## Short task
Reproduce every row below verbatim, keeping each line and its numbers unchanged.

[begin Extracted records]

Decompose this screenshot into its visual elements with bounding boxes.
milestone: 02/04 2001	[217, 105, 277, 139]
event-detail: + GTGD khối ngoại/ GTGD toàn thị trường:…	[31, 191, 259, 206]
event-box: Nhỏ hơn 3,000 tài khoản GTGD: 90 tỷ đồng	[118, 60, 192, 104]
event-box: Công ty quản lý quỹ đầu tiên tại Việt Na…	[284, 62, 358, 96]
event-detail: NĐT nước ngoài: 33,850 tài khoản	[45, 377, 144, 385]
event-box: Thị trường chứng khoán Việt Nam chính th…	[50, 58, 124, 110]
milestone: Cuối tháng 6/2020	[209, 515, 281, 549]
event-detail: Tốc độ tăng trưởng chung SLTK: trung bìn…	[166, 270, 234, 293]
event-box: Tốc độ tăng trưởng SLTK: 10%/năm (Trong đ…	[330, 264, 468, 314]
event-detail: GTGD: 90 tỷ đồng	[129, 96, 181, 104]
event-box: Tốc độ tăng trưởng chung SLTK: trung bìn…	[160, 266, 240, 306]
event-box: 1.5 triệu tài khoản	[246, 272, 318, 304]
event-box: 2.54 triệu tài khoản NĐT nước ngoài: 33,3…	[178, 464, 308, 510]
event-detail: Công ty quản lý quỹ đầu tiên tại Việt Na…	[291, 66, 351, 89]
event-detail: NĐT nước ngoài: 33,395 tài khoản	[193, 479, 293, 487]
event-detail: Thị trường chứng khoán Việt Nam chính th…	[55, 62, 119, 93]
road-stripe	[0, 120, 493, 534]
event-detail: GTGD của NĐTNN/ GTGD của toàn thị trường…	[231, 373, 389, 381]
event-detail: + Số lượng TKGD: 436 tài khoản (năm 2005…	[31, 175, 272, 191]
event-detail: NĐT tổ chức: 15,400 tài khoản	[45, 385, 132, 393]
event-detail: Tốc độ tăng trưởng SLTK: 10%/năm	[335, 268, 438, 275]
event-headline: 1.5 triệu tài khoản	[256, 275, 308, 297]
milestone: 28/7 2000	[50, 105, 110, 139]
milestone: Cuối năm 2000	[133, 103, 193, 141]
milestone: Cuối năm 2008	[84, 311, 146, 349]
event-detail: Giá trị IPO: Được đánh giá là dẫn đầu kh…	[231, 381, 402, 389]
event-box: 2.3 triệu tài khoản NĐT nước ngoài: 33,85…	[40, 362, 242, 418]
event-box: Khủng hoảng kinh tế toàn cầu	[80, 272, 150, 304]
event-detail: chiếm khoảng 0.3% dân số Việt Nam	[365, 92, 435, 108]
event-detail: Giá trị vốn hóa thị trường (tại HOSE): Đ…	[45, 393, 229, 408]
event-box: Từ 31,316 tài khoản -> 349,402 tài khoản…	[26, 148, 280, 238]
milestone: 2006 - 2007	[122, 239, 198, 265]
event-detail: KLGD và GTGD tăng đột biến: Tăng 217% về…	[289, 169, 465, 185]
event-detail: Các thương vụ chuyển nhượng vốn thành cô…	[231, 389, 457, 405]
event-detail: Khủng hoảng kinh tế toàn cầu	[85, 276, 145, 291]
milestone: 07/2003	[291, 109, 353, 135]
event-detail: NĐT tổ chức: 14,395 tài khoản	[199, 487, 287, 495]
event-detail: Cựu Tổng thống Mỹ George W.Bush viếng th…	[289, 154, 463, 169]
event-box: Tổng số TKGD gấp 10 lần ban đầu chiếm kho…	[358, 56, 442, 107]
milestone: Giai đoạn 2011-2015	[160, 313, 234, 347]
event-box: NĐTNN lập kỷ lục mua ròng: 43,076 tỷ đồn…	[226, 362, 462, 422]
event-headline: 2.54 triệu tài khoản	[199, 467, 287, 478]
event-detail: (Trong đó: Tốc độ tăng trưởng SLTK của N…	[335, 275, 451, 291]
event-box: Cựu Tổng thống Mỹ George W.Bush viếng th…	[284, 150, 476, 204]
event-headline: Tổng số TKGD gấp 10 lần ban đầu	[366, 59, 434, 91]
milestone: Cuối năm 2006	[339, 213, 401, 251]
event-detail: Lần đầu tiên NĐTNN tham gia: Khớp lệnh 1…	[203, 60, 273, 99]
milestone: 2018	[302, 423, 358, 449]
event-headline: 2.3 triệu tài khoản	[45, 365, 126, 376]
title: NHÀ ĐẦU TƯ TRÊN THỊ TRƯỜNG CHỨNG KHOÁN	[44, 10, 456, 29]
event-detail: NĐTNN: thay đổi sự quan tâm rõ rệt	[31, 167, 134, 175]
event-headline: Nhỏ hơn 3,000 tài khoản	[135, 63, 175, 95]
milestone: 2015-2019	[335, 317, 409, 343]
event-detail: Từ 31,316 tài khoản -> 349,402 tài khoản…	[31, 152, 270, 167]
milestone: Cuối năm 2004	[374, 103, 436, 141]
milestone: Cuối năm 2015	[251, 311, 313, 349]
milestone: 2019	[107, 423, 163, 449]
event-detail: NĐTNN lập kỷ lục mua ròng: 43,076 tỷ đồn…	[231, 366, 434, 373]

[end Extracted records]

## Answer to this exercise
Decompose this screenshot into its visual elements with bounding boxes.
milestone: 02/04 2001	[217, 105, 277, 139]
event-detail: + GTGD khối ngoại/ GTGD toàn thị trường:…	[31, 191, 259, 206]
event-box: Nhỏ hơn 3,000 tài khoản GTGD: 90 tỷ đồng	[118, 60, 192, 104]
event-box: Công ty quản lý quỹ đầu tiên tại Việt Na…	[284, 62, 358, 96]
event-detail: NĐT nước ngoài: 33,850 tài khoản	[45, 377, 144, 385]
event-box: Thị trường chứng khoán Việt Nam chính th…	[50, 58, 124, 110]
milestone: Cuối tháng 6/2020	[209, 515, 281, 549]
event-detail: Tốc độ tăng trưởng chung SLTK: trung bìn…	[166, 270, 234, 293]
event-box: Tốc độ tăng trưởng SLTK: 10%/năm (Trong đ…	[330, 264, 468, 314]
event-detail: GTGD: 90 tỷ đồng	[129, 96, 181, 104]
event-box: Tốc độ tăng trưởng chung SLTK: trung bìn…	[160, 266, 240, 306]
event-box: 1.5 triệu tài khoản	[246, 272, 318, 304]
event-box: 2.54 triệu tài khoản NĐT nước ngoài: 33,3…	[178, 464, 308, 510]
event-detail: Công ty quản lý quỹ đầu tiên tại Việt Na…	[291, 66, 351, 89]
event-detail: NĐT nước ngoài: 33,395 tài khoản	[193, 479, 293, 487]
event-detail: Thị trường chứng khoán Việt Nam chính th…	[55, 62, 119, 93]
road-stripe	[0, 120, 493, 534]
event-detail: GTGD của NĐTNN/ GTGD của toàn thị trường…	[231, 373, 389, 381]
event-detail: + Số lượng TKGD: 436 tài khoản (năm 2005…	[31, 175, 272, 191]
event-detail: NĐT tổ chức: 15,400 tài khoản	[45, 385, 132, 393]
event-detail: Tốc độ tăng trưởng SLTK: 10%/năm	[335, 268, 438, 275]
event-headline: 1.5 triệu tài khoản	[256, 275, 308, 297]
milestone: 28/7 2000	[50, 105, 110, 139]
milestone: Cuối năm 2000	[133, 103, 193, 141]
milestone: Cuối năm 2008	[84, 311, 146, 349]
event-detail: Giá trị IPO: Được đánh giá là dẫn đầu kh…	[231, 381, 402, 389]
event-box: 2.3 triệu tài khoản NĐT nước ngoài: 33,85…	[40, 362, 242, 418]
event-box: Khủng hoảng kinh tế toàn cầu	[80, 272, 150, 304]
event-detail: chiếm khoảng 0.3% dân số Việt Nam	[365, 92, 435, 108]
event-detail: Giá trị vốn hóa thị trường (tại HOSE): Đ…	[45, 393, 229, 408]
event-box: Từ 31,316 tài khoản -> 349,402 tài khoản…	[26, 148, 280, 238]
milestone: 2006 - 2007	[122, 239, 198, 265]
event-detail: KLGD và GTGD tăng đột biến: Tăng 217% về…	[289, 169, 465, 185]
event-detail: Các thương vụ chuyển nhượng vốn thành cô…	[231, 389, 457, 405]
event-detail: Khủng hoảng kinh tế toàn cầu	[85, 276, 145, 291]
milestone: 07/2003	[291, 109, 353, 135]
event-detail: NĐT tổ chức: 14,395 tài khoản	[199, 487, 287, 495]
event-detail: Cựu Tổng thống Mỹ George W.Bush viếng th…	[289, 154, 463, 169]
event-box: Tổng số TKGD gấp 10 lần ban đầu chiếm kho…	[358, 56, 442, 107]
milestone: Giai đoạn 2011-2015	[160, 313, 234, 347]
event-box: NĐTNN lập kỷ lục mua ròng: 43,076 tỷ đồn…	[226, 362, 462, 422]
event-headline: 2.54 triệu tài khoản	[199, 467, 287, 478]
event-detail: (Trong đó: Tốc độ tăng trưởng SLTK của N…	[335, 275, 451, 291]
event-box: Cựu Tổng thống Mỹ George W.Bush viếng th…	[284, 150, 476, 204]
event-headline: Tổng số TKGD gấp 10 lần ban đầu	[366, 59, 434, 91]
milestone: Cuối năm 2006	[339, 213, 401, 251]
event-detail: Lần đầu tiên NĐTNN tham gia: Khớp lệnh 1…	[203, 60, 273, 99]
milestone: 2018	[302, 423, 358, 449]
event-headline: 2.3 triệu tài khoản	[45, 365, 126, 376]
title: NHÀ ĐẦU TƯ TRÊN THỊ TRƯỜNG CHỨNG KHOÁN	[44, 10, 456, 29]
event-detail: NĐTNN: thay đổi sự quan tâm rõ rệt	[31, 167, 134, 175]
event-headline: Nhỏ hơn 3,000 tài khoản	[135, 63, 175, 95]
milestone: 2015-2019	[335, 317, 409, 343]
event-detail: Từ 31,316 tài khoản -> 349,402 tài khoản…	[31, 152, 270, 167]
milestone: Cuối năm 2004	[374, 103, 436, 141]
milestone: Cuối năm 2015	[251, 311, 313, 349]
milestone: 2019	[107, 423, 163, 449]
event-detail: NĐTNN lập kỷ lục mua ròng: 43,076 tỷ đồn…	[231, 366, 434, 373]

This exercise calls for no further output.